◆ WHAT IS REQUIRED ◆
Look below and pull out each line with the word "производственной".

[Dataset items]
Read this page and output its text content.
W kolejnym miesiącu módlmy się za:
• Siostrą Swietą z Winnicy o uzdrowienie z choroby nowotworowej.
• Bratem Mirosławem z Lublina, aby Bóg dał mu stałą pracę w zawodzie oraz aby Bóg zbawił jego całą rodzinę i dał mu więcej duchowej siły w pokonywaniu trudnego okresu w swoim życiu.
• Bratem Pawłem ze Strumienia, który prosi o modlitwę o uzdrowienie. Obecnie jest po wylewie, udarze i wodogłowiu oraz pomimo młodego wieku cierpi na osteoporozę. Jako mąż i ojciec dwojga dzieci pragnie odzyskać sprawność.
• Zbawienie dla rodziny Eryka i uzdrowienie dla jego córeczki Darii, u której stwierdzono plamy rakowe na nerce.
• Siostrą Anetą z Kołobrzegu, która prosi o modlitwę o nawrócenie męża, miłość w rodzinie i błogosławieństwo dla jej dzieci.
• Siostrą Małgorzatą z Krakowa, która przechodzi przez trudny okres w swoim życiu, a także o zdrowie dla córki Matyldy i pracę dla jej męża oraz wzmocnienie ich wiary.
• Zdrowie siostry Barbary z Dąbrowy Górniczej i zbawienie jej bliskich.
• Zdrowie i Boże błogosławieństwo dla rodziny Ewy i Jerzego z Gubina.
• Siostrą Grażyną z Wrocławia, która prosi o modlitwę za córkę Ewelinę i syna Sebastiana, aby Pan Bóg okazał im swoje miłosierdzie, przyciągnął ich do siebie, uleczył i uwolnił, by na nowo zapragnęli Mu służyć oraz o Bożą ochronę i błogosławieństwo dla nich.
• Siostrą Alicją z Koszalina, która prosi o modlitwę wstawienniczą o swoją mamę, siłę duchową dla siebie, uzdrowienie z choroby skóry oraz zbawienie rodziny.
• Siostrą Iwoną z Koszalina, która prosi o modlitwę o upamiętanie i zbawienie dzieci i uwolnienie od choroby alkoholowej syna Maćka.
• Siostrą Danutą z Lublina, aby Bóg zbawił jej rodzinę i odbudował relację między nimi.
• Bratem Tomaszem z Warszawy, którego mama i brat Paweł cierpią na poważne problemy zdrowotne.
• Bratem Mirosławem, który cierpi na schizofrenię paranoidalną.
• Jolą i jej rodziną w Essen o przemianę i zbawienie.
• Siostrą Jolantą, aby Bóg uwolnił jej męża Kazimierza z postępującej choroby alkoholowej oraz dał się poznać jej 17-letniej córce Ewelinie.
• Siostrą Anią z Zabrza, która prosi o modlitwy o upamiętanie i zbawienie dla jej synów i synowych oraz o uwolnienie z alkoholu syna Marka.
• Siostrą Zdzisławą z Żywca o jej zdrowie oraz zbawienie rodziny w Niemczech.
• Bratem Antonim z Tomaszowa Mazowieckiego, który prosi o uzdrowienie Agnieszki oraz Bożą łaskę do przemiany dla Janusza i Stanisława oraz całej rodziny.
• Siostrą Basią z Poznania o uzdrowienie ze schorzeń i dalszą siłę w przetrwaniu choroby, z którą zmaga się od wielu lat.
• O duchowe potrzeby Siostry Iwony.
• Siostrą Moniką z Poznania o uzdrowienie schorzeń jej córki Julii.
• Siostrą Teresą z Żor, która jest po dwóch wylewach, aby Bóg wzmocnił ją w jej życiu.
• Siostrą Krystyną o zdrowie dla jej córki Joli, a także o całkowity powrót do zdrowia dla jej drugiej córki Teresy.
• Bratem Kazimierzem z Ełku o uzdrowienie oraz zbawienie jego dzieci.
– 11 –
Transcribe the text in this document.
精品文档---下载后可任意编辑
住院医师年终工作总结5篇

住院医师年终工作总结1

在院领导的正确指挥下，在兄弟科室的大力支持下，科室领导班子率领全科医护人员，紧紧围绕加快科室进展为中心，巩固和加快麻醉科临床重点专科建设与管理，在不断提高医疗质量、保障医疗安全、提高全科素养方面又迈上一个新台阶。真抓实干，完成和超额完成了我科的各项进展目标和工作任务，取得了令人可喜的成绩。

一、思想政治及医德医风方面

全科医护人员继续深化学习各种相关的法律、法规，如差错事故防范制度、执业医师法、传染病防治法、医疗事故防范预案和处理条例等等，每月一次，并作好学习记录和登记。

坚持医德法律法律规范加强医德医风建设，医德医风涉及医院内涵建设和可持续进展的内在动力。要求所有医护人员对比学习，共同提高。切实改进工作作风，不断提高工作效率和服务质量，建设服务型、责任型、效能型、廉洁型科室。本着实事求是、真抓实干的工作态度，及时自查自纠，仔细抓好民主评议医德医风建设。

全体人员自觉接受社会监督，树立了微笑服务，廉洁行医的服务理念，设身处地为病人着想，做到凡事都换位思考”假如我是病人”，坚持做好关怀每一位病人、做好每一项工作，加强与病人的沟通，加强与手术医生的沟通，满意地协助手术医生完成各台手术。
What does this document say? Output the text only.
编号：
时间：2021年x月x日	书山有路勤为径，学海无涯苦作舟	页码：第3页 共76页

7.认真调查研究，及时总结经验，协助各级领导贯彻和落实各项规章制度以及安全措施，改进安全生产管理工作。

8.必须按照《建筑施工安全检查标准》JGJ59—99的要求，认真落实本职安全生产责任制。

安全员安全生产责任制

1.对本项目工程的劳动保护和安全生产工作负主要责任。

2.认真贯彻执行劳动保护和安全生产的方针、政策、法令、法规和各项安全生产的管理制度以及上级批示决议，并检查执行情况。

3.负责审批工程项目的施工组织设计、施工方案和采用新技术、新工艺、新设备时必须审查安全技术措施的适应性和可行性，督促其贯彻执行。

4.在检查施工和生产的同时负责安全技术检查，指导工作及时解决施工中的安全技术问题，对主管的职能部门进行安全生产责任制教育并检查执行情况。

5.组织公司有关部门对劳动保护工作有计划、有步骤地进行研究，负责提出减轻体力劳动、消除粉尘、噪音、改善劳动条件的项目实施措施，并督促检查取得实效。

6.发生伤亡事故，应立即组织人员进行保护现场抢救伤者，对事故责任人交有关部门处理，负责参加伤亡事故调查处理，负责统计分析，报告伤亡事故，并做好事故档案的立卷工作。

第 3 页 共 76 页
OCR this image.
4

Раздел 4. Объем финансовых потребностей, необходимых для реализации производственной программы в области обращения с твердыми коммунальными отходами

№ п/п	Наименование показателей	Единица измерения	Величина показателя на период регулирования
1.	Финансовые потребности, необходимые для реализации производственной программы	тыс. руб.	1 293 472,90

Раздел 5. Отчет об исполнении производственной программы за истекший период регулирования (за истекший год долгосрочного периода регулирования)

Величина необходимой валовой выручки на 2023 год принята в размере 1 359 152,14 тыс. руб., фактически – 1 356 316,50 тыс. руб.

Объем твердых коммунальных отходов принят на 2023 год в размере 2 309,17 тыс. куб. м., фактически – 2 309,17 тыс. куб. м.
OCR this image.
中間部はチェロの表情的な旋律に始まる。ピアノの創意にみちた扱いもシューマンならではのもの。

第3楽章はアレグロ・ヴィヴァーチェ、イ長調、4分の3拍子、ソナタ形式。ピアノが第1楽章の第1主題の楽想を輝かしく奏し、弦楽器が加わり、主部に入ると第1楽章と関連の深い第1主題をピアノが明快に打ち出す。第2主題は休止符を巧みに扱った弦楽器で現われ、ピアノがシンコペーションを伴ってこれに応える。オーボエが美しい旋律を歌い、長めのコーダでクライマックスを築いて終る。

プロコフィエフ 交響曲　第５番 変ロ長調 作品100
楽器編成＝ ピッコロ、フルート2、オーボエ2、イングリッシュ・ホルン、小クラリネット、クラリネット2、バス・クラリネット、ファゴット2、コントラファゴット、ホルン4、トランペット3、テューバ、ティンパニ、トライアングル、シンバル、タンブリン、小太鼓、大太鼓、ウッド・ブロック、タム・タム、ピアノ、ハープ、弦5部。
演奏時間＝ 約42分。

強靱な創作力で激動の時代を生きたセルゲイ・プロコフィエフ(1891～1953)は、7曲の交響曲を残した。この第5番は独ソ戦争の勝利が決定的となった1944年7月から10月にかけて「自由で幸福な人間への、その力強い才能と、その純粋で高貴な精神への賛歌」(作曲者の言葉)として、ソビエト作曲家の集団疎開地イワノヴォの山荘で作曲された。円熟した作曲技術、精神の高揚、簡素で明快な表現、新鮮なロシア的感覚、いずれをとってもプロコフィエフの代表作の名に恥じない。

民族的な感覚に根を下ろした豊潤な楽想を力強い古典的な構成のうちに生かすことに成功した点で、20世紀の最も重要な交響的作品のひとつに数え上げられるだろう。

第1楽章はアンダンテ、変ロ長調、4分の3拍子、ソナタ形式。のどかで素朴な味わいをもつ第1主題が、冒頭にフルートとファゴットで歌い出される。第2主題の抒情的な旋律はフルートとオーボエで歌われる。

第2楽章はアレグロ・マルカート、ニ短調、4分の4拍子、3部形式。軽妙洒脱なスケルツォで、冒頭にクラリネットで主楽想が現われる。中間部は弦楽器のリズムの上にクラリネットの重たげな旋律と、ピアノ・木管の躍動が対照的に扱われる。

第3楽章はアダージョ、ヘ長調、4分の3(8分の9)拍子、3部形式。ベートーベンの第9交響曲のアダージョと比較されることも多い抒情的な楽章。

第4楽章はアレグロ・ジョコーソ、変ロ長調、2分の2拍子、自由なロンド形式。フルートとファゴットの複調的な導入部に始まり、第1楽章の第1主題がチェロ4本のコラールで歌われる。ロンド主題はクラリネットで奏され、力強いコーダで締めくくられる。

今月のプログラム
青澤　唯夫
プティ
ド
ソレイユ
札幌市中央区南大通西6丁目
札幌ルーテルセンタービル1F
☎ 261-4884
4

◆ SOLUTION TO THE EXERCISE ◆
Раздел 4. Объем финансовых потребностей, необходимых для реализации производственной программы в области обращения с твердыми коммунальными отходами
1.	Финансовые потребности, необходимые для реализации производственной программы	тыс. руб.	1 293 472,90
Раздел 5. Отчет об исполнении производственной программы за истекший период регулирования (за истекший год долгосрочного периода регулирования)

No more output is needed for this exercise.